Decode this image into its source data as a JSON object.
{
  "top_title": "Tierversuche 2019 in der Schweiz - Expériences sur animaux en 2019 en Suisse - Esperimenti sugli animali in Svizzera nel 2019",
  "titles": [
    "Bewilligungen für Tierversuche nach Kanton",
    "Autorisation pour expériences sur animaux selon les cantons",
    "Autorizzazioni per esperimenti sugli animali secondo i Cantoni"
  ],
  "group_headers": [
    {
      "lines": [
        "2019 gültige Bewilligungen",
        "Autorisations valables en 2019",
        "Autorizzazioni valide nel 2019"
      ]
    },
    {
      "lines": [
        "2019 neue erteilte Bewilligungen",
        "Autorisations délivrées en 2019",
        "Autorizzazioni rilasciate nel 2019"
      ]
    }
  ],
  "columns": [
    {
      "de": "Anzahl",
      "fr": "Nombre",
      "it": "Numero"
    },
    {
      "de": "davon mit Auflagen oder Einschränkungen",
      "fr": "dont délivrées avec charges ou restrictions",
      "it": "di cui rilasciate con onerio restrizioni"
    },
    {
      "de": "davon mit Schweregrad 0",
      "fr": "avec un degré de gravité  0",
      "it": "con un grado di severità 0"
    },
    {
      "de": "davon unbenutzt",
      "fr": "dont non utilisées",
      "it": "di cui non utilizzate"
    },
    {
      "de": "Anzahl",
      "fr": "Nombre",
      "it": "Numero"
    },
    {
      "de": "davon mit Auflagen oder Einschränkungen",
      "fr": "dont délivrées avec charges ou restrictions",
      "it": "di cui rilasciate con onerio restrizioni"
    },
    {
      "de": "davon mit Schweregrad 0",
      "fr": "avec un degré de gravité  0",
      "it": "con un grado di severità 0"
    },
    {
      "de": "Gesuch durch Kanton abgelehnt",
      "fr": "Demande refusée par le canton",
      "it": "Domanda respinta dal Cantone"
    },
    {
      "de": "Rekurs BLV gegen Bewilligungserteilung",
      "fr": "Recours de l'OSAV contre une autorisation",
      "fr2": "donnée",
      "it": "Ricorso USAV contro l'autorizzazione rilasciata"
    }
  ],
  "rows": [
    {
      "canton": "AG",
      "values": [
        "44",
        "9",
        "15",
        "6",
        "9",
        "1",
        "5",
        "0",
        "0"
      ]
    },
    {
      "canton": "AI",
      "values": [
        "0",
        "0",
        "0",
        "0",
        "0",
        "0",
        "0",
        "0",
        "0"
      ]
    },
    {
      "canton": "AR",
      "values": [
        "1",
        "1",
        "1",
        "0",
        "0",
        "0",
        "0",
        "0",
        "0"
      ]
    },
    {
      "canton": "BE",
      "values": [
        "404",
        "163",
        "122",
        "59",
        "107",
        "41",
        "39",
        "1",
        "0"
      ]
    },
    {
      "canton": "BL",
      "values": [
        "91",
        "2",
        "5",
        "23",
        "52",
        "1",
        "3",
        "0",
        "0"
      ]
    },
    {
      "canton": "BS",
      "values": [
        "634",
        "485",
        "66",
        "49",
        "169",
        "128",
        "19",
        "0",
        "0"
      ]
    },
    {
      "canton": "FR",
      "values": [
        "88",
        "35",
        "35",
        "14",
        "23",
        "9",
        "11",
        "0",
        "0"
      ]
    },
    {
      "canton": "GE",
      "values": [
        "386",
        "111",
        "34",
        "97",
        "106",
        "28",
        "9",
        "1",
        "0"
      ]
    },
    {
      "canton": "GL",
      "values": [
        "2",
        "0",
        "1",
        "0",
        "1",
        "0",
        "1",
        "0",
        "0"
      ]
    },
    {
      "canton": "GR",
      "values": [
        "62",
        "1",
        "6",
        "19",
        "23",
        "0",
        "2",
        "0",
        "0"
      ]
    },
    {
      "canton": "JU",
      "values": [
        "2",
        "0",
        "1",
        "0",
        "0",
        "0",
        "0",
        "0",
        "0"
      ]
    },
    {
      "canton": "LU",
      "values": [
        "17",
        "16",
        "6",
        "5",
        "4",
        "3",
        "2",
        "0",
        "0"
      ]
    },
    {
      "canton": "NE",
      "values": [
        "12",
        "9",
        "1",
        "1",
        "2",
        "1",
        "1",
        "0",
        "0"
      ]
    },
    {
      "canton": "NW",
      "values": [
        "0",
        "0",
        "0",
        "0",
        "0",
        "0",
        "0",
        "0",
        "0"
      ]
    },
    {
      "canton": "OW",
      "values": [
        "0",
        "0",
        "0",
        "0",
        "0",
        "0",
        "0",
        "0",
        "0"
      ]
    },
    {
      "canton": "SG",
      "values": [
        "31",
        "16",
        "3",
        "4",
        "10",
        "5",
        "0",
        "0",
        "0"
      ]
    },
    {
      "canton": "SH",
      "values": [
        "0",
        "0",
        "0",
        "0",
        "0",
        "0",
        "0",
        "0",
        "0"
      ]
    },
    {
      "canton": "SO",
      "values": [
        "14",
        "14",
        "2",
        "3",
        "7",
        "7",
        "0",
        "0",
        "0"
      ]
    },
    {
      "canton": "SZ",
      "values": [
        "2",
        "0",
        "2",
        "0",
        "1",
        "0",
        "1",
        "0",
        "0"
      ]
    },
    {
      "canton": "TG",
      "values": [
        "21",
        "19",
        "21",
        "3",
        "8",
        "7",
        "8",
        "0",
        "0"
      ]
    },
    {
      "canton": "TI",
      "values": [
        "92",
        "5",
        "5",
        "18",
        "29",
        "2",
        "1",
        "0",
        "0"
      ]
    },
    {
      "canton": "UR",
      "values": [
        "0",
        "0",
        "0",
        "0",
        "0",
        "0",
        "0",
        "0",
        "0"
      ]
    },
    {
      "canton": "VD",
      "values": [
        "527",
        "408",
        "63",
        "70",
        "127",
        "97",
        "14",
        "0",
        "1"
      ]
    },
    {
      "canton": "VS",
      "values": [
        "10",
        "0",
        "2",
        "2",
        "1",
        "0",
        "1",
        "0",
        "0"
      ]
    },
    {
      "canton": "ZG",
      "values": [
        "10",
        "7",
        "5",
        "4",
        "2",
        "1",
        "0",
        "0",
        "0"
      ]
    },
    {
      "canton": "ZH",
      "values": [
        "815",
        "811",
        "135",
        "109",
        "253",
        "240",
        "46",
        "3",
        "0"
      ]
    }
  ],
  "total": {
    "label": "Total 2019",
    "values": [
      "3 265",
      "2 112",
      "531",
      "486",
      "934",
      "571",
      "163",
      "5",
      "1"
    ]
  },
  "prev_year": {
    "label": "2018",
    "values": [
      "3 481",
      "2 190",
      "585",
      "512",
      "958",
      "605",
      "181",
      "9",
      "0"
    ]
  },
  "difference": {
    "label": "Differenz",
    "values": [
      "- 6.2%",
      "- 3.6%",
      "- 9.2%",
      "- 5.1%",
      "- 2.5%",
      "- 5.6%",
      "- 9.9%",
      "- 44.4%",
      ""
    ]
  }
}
...
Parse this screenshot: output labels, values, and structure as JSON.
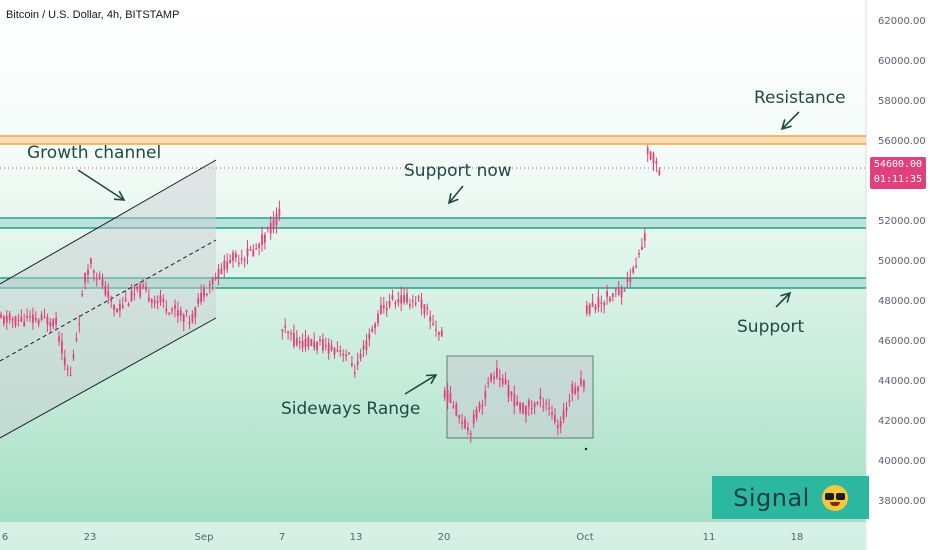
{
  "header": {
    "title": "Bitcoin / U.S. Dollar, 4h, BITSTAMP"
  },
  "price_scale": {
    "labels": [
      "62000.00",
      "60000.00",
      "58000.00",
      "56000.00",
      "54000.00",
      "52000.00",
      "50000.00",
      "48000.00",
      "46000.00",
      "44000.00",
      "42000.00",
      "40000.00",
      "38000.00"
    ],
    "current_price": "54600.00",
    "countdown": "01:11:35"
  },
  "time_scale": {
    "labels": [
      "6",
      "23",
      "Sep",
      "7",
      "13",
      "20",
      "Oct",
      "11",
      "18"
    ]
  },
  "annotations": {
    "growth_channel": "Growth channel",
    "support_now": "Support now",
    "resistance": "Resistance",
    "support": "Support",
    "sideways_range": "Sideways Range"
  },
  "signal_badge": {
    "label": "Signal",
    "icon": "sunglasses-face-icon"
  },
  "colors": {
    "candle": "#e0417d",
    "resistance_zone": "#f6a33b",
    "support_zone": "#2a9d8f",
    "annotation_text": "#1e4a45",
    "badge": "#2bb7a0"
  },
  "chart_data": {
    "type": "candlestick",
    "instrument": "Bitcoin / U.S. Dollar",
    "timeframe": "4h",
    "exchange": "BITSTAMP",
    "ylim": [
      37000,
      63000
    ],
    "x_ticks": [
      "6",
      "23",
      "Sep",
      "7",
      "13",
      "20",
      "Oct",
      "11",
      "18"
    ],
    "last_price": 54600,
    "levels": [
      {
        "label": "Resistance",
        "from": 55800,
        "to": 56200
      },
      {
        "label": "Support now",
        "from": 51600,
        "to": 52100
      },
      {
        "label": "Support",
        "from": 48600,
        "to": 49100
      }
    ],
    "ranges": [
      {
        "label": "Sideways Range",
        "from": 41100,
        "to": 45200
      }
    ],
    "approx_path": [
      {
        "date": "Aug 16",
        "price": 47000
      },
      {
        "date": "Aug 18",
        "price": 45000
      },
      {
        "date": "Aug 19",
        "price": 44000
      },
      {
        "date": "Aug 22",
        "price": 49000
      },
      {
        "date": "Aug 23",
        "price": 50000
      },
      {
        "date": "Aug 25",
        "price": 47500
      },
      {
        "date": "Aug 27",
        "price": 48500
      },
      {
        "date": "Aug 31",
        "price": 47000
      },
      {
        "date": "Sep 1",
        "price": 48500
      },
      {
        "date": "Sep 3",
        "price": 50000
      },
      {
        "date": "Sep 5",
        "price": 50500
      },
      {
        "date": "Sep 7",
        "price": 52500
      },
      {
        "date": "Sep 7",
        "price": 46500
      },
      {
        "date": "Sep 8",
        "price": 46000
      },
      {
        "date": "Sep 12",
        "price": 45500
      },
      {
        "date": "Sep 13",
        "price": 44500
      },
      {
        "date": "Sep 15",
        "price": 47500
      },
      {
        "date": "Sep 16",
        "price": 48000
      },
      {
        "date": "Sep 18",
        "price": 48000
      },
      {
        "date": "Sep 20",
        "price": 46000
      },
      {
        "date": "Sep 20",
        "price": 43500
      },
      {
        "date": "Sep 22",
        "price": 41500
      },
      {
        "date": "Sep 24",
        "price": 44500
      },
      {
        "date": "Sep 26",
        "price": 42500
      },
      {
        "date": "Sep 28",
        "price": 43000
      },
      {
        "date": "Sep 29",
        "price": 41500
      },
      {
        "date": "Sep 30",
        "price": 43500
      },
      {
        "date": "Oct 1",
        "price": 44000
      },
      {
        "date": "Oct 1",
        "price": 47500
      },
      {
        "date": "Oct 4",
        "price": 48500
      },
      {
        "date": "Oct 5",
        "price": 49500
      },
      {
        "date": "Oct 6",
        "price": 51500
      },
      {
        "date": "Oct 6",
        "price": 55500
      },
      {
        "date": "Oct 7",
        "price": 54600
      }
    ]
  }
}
==
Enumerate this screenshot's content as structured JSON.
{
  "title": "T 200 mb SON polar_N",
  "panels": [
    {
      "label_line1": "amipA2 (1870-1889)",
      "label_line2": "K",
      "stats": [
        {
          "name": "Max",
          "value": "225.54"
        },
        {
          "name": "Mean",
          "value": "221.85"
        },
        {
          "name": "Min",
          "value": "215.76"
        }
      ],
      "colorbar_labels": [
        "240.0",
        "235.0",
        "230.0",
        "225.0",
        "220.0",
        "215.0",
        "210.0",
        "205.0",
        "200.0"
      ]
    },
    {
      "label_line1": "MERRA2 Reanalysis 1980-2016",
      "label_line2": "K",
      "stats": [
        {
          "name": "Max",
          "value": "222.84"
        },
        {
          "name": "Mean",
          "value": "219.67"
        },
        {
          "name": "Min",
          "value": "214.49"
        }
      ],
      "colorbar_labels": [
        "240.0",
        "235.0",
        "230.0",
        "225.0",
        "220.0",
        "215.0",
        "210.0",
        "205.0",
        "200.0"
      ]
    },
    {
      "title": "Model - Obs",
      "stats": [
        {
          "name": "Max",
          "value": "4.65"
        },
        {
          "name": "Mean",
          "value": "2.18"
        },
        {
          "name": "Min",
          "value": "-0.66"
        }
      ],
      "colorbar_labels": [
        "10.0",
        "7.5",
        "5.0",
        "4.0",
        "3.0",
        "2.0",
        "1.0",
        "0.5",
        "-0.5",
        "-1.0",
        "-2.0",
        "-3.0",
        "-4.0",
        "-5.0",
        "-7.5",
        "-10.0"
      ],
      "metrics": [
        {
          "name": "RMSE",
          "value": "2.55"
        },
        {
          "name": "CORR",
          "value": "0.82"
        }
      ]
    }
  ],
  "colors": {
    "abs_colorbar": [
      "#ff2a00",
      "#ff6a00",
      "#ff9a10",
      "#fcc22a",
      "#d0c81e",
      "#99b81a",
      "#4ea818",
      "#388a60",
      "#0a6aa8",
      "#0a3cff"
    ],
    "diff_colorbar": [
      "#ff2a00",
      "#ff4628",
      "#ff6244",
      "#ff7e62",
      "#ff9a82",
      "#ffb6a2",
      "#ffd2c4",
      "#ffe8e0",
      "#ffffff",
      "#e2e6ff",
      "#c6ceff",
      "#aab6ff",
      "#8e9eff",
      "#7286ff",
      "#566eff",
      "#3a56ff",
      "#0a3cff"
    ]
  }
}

▸ EXERCISE PROMPT: Copy out every line from the material above in which the word "animali" appears.

▸ WORKED ANSWER:
  "top_title": "Tierversuche 2019 in der Schweiz - Expériences sur animaux en 2019 en Suisse - Esperimenti sugli animali in Svizzera nel 2019",
    "Autorizzazioni per esperimenti sugli animali secondo i Cantoni"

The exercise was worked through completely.